_STATED PROBLEM_.
Copy every line that mentions the word "JSON".

_MATERIALS PROVIDED_.
——
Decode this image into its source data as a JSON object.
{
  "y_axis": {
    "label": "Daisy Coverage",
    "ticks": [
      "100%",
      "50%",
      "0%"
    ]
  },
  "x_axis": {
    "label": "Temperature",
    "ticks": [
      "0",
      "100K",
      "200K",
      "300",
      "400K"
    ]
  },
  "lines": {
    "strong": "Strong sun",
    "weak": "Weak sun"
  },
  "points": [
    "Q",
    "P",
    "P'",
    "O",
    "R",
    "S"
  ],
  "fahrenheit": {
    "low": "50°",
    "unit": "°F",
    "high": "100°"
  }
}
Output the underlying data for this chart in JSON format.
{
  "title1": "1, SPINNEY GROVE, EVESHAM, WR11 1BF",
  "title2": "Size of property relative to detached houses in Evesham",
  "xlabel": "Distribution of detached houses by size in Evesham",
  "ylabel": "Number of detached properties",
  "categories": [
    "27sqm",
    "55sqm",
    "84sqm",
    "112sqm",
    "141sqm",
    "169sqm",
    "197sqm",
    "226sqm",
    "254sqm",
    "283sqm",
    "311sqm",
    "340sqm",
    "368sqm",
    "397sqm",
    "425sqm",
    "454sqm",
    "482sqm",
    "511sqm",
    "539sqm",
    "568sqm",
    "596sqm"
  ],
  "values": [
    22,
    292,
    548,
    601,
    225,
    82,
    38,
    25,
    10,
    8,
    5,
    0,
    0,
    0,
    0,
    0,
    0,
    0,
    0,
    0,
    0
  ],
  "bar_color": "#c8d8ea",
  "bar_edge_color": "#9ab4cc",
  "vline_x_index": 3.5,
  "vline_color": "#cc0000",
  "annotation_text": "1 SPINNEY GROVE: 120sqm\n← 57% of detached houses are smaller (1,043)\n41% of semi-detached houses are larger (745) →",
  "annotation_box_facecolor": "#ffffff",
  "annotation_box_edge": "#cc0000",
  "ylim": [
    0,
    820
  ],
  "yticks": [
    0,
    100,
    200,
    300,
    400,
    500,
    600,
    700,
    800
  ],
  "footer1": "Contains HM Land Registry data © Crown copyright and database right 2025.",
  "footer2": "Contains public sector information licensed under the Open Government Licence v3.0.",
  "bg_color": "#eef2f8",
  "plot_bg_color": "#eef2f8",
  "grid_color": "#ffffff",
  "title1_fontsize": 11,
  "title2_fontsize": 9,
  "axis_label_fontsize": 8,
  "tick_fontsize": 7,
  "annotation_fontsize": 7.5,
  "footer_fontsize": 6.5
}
——
_RESULT_.
Decode this image into its source data as a JSON object.
Output the underlying data for this chart in JSON format.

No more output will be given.